▸ **AVAILABLE DATA**
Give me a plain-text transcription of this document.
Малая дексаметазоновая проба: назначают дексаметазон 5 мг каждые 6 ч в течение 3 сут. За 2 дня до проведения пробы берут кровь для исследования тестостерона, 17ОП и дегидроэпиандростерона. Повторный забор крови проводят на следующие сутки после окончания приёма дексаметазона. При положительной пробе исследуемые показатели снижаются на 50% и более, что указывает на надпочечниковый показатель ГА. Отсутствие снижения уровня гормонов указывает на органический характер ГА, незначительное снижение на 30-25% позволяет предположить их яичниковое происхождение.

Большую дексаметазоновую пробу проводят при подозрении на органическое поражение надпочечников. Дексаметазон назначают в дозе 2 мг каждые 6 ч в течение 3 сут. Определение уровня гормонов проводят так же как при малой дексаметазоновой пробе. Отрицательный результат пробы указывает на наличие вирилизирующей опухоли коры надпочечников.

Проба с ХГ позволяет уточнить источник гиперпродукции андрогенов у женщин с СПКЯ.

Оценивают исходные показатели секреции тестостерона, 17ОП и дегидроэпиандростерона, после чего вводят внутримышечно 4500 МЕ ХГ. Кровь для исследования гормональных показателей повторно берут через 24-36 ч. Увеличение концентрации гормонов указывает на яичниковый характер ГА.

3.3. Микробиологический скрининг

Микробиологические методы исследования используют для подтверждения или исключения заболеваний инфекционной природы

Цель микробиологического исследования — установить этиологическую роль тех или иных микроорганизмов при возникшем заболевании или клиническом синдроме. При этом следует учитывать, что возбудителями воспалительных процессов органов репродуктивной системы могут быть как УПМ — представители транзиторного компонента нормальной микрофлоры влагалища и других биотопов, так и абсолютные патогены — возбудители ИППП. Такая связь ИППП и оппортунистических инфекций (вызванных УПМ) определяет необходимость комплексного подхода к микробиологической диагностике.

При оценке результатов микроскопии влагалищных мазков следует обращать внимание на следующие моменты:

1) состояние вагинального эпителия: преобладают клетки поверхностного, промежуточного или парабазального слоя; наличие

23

...

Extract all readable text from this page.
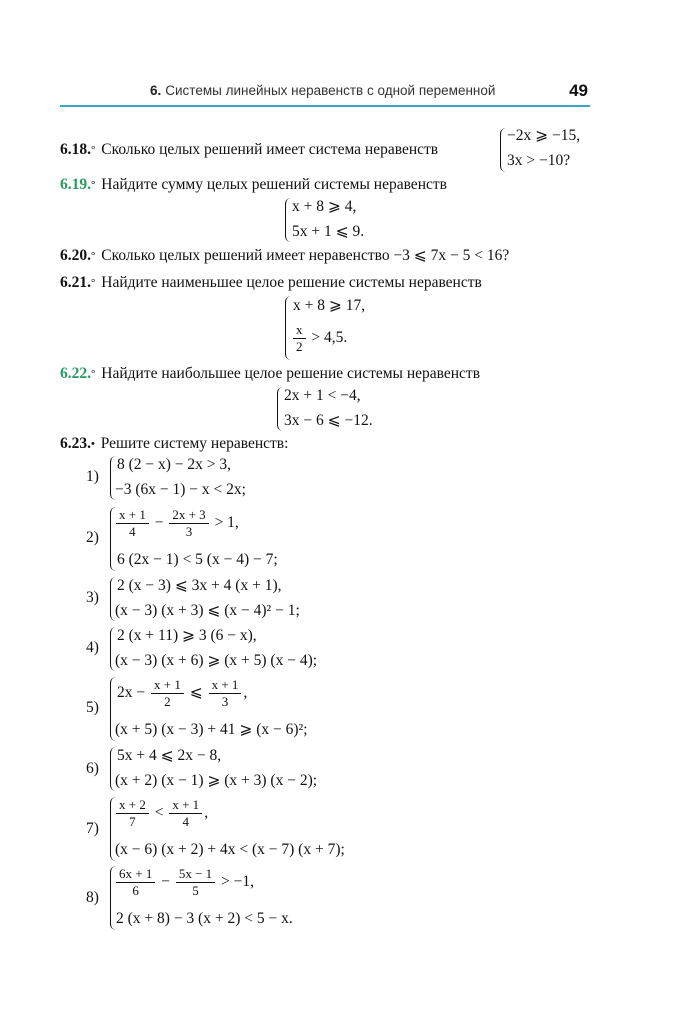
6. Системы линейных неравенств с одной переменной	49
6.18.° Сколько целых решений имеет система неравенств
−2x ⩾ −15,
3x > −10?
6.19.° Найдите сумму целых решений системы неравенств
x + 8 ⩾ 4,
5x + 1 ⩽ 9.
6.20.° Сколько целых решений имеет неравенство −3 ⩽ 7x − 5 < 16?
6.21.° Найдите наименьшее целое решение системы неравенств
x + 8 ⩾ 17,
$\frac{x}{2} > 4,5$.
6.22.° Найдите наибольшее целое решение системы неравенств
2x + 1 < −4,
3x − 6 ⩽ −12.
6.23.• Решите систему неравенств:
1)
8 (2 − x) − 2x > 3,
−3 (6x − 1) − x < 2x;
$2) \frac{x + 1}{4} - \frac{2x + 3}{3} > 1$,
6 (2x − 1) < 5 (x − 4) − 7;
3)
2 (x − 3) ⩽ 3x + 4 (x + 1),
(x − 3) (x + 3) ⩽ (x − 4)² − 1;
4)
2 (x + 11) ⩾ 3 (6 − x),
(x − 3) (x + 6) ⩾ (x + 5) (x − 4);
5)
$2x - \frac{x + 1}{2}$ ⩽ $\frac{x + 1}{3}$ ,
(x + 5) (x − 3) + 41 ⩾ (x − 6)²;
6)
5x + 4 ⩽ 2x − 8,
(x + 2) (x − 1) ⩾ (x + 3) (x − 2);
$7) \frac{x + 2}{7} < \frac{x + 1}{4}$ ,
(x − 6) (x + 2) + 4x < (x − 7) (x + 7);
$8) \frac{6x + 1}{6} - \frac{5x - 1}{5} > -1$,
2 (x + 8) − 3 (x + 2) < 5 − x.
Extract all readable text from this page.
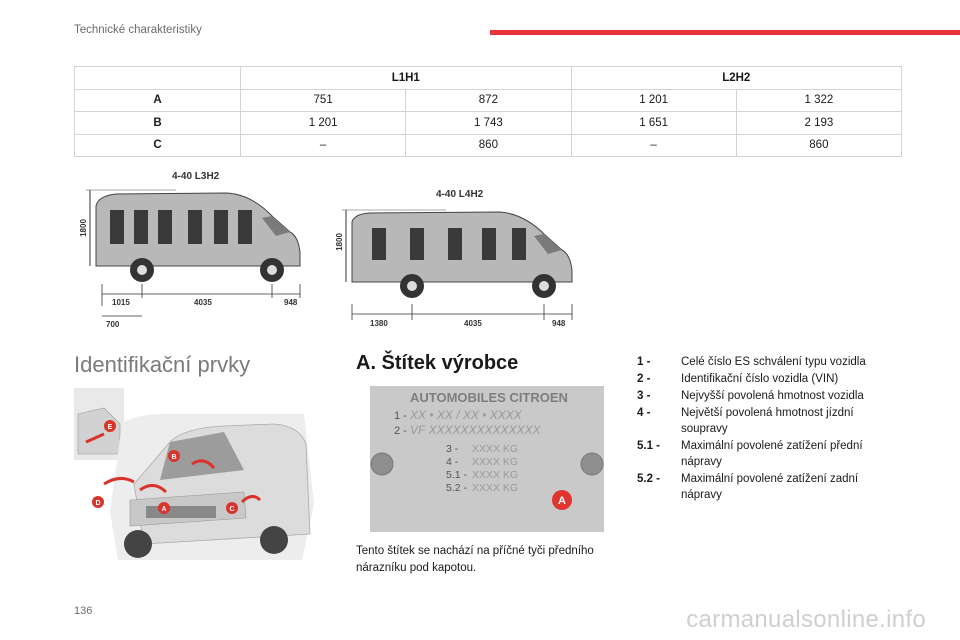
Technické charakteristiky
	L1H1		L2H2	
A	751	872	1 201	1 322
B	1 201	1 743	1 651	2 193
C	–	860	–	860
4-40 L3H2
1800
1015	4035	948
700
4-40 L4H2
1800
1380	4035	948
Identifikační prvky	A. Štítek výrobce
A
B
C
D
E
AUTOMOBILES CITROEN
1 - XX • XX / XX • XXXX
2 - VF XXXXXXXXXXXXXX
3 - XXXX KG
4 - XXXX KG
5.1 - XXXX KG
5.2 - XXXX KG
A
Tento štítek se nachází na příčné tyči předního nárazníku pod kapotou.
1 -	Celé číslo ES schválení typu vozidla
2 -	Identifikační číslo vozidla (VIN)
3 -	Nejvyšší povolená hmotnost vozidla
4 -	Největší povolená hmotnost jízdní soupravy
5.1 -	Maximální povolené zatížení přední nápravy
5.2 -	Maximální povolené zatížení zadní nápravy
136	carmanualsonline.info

---

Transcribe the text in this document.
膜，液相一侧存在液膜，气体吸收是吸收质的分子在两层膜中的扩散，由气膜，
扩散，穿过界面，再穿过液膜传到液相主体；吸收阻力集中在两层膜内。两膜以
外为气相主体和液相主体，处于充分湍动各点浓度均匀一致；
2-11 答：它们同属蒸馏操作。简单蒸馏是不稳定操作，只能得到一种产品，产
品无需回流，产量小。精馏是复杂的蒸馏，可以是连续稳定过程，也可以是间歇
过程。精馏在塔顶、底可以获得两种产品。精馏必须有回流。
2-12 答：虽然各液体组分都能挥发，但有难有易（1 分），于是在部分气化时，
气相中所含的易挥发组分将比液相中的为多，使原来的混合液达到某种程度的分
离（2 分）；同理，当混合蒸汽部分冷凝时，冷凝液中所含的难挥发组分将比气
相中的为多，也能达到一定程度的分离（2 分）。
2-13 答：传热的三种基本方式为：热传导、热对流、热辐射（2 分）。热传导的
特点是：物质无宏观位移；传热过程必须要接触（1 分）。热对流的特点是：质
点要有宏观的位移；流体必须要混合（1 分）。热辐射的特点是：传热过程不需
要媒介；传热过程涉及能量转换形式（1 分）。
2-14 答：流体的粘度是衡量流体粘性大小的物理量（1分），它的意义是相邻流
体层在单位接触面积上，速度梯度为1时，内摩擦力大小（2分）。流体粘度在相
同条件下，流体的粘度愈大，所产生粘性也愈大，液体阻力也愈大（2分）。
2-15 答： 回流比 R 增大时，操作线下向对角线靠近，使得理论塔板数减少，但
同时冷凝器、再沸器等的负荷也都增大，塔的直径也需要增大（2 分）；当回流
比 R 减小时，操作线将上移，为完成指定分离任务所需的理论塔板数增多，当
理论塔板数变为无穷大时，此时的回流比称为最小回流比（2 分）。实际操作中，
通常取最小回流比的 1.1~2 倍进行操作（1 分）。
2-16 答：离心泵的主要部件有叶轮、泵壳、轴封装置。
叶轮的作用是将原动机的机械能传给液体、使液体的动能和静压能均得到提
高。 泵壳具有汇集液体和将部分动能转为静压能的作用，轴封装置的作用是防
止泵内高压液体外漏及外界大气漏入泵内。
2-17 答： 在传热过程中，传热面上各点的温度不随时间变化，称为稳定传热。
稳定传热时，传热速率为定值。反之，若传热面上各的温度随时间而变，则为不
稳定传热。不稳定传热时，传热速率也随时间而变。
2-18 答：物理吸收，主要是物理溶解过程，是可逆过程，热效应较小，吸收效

▸ **SET TASK**
Return each line in the records that holds the string "vozidla".

▸ **ANSWER**
1 -	Celé číslo ES schválení typu vozidla
2 -	Identifikační číslo vozidla (VIN)
3 -	Nejvyšší povolená hmotnost vozidla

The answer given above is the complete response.